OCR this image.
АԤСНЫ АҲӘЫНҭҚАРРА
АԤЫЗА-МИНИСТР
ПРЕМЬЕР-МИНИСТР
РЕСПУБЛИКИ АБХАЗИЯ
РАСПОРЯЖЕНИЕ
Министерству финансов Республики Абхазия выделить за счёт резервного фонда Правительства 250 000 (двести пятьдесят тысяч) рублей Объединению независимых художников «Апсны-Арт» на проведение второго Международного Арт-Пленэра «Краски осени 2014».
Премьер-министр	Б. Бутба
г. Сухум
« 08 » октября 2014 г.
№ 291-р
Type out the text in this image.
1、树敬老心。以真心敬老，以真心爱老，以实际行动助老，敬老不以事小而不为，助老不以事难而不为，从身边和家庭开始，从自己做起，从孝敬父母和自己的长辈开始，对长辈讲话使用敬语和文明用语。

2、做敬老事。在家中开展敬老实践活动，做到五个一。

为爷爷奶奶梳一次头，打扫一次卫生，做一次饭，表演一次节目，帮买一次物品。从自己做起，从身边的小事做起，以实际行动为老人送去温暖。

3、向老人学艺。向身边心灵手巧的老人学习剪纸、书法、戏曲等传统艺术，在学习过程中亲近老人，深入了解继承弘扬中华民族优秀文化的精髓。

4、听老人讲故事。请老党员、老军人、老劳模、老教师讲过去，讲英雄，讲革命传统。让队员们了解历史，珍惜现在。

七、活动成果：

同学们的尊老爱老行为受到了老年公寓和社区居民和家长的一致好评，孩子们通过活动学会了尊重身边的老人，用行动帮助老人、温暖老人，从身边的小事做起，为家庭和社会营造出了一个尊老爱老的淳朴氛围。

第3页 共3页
__________
*Problem to solve:* Reproduce only the lines from the line containing "Type out the text in this image." to the last line of the material above, both of those lines included.

*Task response:*
Type out the text in this image.
1、树敬老心。以真心敬老，以真心爱老，以实际行动助老，敬老不以事小而不为，助老不以事难而不为，从身边和家庭开始，从自己做起，从孝敬父母和自己的长辈开始，对长辈讲话使用敬语和文明用语。

2、做敬老事。在家中开展敬老实践活动，做到五个一。

为爷爷奶奶梳一次头，打扫一次卫生，做一次饭，表演一次节目，帮买一次物品。从自己做起，从身边的小事做起，以实际行动为老人送去温暖。

3、向老人学艺。向身边心灵手巧的老人学习剪纸、书法、戏曲等传统艺术，在学习过程中亲近老人，深入了解继承弘扬中华民族优秀文化的精髓。

4、听老人讲故事。请老党员、老军人、老劳模、老教师讲过去，讲英雄，讲革命传统。让队员们了解历史，珍惜现在。

七、活动成果：

同学们的尊老爱老行为受到了老年公寓和社区居民和家长的一致好评，孩子们通过活动学会了尊重身边的老人，用行动帮助老人、温暖老人，从身边的小事做起，为家庭和社会营造出了一个尊老爱老的淳朴氛围。

第3页 共3页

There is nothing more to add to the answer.